#### Listing ####

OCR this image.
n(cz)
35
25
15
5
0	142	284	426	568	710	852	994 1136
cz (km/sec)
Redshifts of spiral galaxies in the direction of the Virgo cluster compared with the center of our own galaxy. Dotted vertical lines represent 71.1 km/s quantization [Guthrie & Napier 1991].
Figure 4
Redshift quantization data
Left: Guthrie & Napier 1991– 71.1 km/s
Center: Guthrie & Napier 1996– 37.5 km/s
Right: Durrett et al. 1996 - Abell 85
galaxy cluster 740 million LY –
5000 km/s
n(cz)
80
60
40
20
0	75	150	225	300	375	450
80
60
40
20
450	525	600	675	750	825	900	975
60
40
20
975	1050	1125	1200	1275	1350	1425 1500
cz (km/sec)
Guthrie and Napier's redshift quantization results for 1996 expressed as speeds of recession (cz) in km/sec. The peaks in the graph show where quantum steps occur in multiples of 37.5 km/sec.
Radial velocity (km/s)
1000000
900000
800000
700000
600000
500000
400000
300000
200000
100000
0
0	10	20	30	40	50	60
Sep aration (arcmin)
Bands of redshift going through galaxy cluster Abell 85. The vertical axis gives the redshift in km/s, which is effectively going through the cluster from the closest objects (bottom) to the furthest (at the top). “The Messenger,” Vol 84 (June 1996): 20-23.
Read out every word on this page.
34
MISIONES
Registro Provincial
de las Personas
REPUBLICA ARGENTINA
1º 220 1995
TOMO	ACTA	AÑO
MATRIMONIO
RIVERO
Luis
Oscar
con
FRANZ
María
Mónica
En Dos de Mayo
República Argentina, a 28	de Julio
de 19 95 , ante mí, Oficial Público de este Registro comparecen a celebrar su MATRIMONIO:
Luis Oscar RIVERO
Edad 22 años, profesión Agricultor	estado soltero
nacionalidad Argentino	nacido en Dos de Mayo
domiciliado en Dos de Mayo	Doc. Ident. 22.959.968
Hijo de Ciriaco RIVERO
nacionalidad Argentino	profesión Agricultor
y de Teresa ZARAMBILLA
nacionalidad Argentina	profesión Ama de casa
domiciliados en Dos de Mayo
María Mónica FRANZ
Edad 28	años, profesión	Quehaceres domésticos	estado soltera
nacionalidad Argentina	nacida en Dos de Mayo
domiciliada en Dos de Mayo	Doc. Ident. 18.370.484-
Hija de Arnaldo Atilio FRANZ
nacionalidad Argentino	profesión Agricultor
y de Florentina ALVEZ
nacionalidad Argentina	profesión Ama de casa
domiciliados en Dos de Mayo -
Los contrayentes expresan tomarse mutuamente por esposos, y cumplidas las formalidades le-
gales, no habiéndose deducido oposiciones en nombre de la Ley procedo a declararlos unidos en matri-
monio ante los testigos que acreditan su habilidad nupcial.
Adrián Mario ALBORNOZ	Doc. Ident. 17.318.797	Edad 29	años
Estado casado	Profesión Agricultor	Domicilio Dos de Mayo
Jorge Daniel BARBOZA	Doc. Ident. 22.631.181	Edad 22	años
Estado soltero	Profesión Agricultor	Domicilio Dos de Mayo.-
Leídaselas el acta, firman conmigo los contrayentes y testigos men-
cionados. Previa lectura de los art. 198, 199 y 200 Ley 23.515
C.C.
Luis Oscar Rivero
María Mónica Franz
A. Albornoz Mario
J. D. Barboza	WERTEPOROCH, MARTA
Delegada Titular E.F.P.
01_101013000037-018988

####

[What the task asks] Output the data above exactly, please, line for line.

[Output for this task]
OCR this image.
n(cz)
35
25
15
5
0	142	284	426	568	710	852	994 1136
cz (km/sec)
Redshifts of spiral galaxies in the direction of the Virgo cluster compared with the center of our own galaxy. Dotted vertical lines represent 71.1 km/s quantization [Guthrie & Napier 1991].
Figure 4
Redshift quantization data
Left: Guthrie & Napier 1991– 71.1 km/s
Center: Guthrie & Napier 1996– 37.5 km/s
Right: Durrett et al. 1996 - Abell 85
galaxy cluster 740 million LY –
5000 km/s
n(cz)
80
60
40
20
0	75	150	225	300	375	450
80
60
40
20
450	525	600	675	750	825	900	975
60
40
20
975	1050	1125	1200	1275	1350	1425 1500
cz (km/sec)
Guthrie and Napier's redshift quantization results for 1996 expressed as speeds of recession (cz) in km/sec. The peaks in the graph show where quantum steps occur in multiples of 37.5 km/sec.
Radial velocity (km/s)
1000000
900000
800000
700000
600000
500000
400000
300000
200000
100000
0
0	10	20	30	40	50	60
Sep aration (arcmin)
Bands of redshift going through galaxy cluster Abell 85. The vertical axis gives the redshift in km/s, which is effectively going through the cluster from the closest objects (bottom) to the furthest (at the top). “The Messenger,” Vol 84 (June 1996): 20-23.
Read out every word on this page.
34
MISIONES
Registro Provincial
de las Personas
REPUBLICA ARGENTINA
1º 220 1995
TOMO	ACTA	AÑO
MATRIMONIO
RIVERO
Luis
Oscar
con
FRANZ
María
Mónica
En Dos de Mayo
República Argentina, a 28	de Julio
de 19 95 , ante mí, Oficial Público de este Registro comparecen a celebrar su MATRIMONIO:
Luis Oscar RIVERO
Edad 22 años, profesión Agricultor	estado soltero
nacionalidad Argentino	nacido en Dos de Mayo
domiciliado en Dos de Mayo	Doc. Ident. 22.959.968
Hijo de Ciriaco RIVERO
nacionalidad Argentino	profesión Agricultor
y de Teresa ZARAMBILLA
nacionalidad Argentina	profesión Ama de casa
domiciliados en Dos de Mayo
María Mónica FRANZ
Edad 28	años, profesión	Quehaceres domésticos	estado soltera
nacionalidad Argentina	nacida en Dos de Mayo
domiciliada en Dos de Mayo	Doc. Ident. 18.370.484-
Hija de Arnaldo Atilio FRANZ
nacionalidad Argentino	profesión Agricultor
y de Florentina ALVEZ
nacionalidad Argentina	profesión Ama de casa
domiciliados en Dos de Mayo -
Los contrayentes expresan tomarse mutuamente por esposos, y cumplidas las formalidades le-
gales, no habiéndose deducido oposiciones en nombre de la Ley procedo a declararlos unidos en matri-
monio ante los testigos que acreditan su habilidad nupcial.
Adrián Mario ALBORNOZ	Doc. Ident. 17.318.797	Edad 29	años
Estado casado	Profesión Agricultor	Domicilio Dos de Mayo
Jorge Daniel BARBOZA	Doc. Ident. 22.631.181	Edad 22	años
Estado soltero	Profesión Agricultor	Domicilio Dos de Mayo.-
Leídaselas el acta, firman conmigo los contrayentes y testigos men-
cionados. Previa lectura de los art. 198, 199 y 200 Ley 23.515
C.C.
Luis Oscar Rivero
María Mónica Franz
A. Albornoz Mario
J. D. Barboza	WERTEPOROCH, MARTA
Delegada Titular E.F.P.
01_101013000037-018988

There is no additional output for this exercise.